>> start EXERCISE MATERIAL

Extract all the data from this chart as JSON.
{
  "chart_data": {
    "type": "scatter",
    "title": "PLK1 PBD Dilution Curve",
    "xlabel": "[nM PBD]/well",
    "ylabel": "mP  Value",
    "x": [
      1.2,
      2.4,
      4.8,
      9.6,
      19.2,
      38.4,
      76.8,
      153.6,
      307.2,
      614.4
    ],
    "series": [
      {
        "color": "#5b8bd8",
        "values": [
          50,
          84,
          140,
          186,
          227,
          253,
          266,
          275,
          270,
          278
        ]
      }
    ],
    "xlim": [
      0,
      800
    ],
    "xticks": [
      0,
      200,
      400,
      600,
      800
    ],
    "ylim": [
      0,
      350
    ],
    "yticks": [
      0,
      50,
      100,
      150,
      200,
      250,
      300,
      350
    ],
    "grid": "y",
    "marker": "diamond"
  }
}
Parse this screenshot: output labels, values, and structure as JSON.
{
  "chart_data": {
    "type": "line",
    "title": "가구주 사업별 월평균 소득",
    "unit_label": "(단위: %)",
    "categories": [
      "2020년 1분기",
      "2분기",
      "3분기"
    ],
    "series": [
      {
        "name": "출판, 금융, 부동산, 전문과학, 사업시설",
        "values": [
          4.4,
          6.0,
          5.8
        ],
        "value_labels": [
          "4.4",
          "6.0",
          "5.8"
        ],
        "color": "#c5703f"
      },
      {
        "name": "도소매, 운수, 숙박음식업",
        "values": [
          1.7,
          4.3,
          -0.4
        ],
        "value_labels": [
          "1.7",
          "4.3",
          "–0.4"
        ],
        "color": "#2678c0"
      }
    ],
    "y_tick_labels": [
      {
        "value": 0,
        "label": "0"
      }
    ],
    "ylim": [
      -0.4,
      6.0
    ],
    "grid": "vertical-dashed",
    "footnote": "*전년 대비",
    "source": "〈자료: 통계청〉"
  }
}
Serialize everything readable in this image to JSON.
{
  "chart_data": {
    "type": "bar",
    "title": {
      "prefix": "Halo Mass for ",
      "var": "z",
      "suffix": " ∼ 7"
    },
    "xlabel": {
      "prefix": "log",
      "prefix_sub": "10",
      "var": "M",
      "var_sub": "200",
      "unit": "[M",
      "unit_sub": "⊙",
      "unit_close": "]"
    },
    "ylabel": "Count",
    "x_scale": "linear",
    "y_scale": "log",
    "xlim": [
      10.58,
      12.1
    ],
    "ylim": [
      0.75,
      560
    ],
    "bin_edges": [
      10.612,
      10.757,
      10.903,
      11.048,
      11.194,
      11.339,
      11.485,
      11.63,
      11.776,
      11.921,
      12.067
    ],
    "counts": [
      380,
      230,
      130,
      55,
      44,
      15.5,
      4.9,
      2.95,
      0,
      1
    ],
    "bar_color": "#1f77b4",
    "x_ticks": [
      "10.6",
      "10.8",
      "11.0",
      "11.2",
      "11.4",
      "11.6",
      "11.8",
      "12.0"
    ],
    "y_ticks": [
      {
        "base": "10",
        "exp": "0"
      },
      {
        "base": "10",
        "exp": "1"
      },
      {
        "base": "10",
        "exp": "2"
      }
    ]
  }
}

>> end EXERCISE MATERIAL
>> start EXERCISE MATERIAL

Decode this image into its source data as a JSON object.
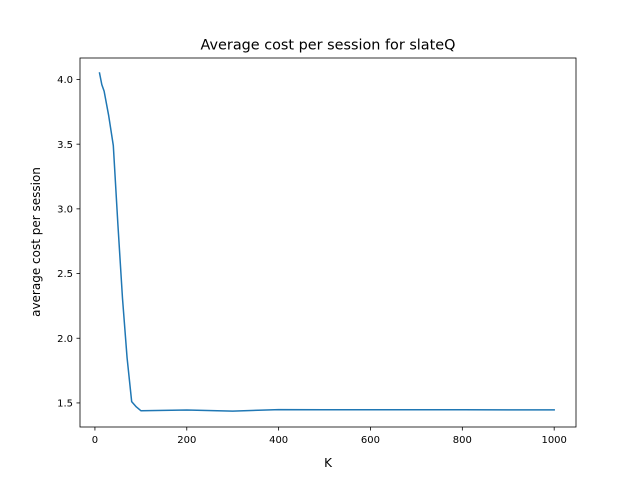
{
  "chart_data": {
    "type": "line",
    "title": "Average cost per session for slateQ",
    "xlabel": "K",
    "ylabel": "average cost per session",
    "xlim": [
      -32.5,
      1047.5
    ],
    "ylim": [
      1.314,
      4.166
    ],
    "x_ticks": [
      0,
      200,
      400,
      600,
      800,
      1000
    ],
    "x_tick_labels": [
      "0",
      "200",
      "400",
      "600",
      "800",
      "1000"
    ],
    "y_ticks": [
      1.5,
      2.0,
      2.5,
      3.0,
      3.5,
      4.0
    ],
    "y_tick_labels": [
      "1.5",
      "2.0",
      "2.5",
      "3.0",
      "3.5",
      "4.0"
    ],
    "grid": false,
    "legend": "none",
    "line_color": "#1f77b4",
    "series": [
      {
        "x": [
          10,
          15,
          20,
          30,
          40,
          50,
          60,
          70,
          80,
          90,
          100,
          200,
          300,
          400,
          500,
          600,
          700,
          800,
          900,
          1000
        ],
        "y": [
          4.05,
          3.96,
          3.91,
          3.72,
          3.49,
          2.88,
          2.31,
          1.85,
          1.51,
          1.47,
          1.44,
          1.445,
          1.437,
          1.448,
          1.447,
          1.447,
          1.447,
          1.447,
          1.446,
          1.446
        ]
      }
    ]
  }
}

>> end EXERCISE MATERIAL

*DO THIS*
Reply with only the number of lines in the material above where the string "title" appears.

*TASK RESPONSE*
4